What the task asks: Restate all of the entries exactly, dropping any pictures they hold.

Data rows:
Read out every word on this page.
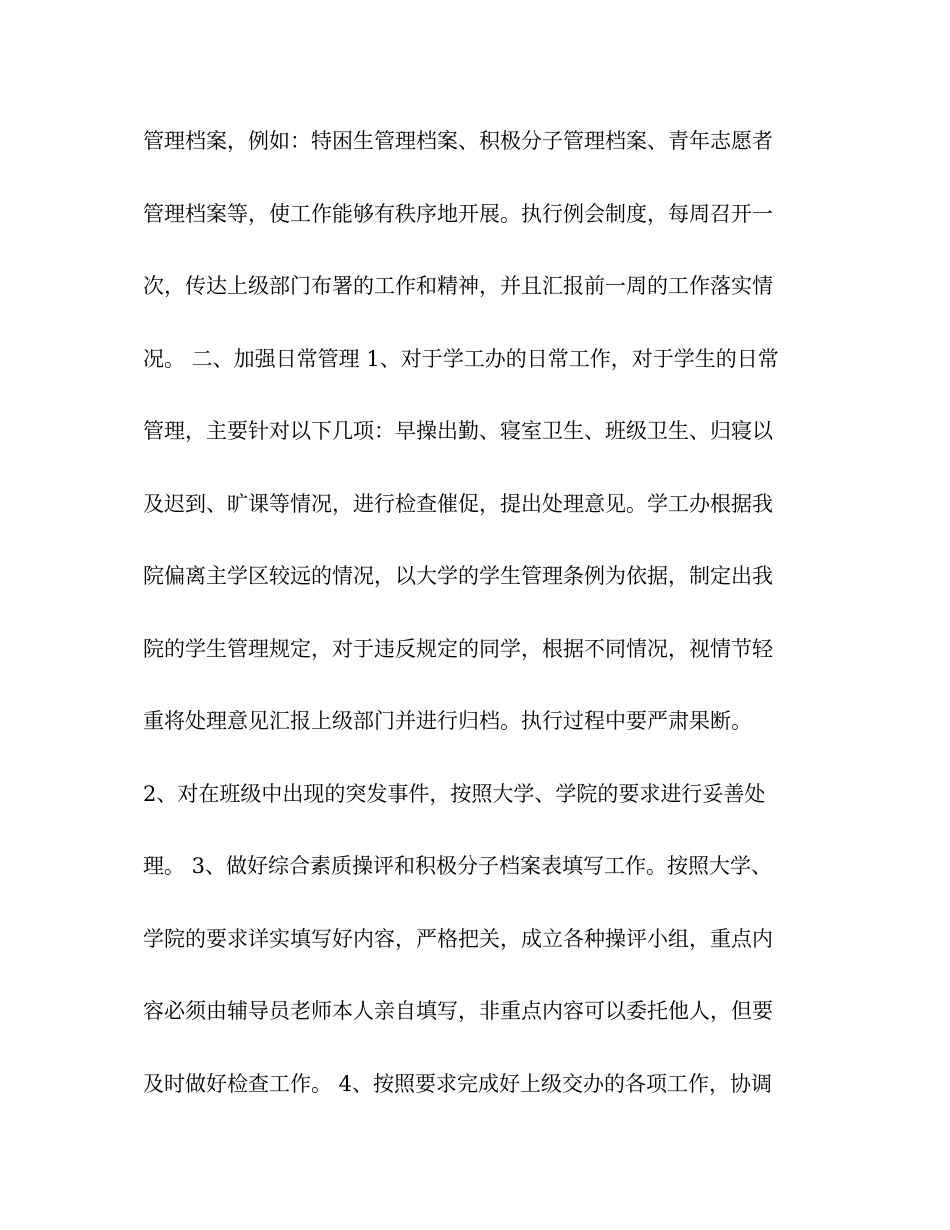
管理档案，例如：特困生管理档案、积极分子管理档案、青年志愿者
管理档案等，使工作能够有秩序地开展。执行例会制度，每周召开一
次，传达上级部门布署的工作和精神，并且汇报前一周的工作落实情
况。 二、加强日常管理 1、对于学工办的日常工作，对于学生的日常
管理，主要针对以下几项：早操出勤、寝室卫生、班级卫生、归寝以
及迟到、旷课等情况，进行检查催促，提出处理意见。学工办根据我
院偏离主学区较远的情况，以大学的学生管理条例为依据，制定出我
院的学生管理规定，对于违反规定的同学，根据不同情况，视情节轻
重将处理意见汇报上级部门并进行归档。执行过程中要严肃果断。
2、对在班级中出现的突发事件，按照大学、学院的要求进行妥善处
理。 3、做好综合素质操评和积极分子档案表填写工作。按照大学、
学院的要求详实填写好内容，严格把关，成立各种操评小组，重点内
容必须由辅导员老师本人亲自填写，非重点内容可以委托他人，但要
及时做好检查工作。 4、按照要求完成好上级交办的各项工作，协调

Solution for this task:
Read out every word on this page.
管理档案，例如：特困生管理档案、积极分子管理档案、青年志愿者
管理档案等，使工作能够有秩序地开展。执行例会制度，每周召开一
次，传达上级部门布署的工作和精神，并且汇报前一周的工作落实情
况。 二、加强日常管理 1、对于学工办的日常工作，对于学生的日常
管理，主要针对以下几项：早操出勤、寝室卫生、班级卫生、归寝以
及迟到、旷课等情况，进行检查催促，提出处理意见。学工办根据我
院偏离主学区较远的情况，以大学的学生管理条例为依据，制定出我
院的学生管理规定，对于违反规定的同学，根据不同情况，视情节轻
重将处理意见汇报上级部门并进行归档。执行过程中要严肃果断。
2、对在班级中出现的突发事件，按照大学、学院的要求进行妥善处
理。 3、做好综合素质操评和积极分子档案表填写工作。按照大学、
学院的要求详实填写好内容，严格把关，成立各种操评小组，重点内
容必须由辅导员老师本人亲自填写，非重点内容可以委托他人，但要
及时做好检查工作。 4、按照要求完成好上级交办的各项工作，协调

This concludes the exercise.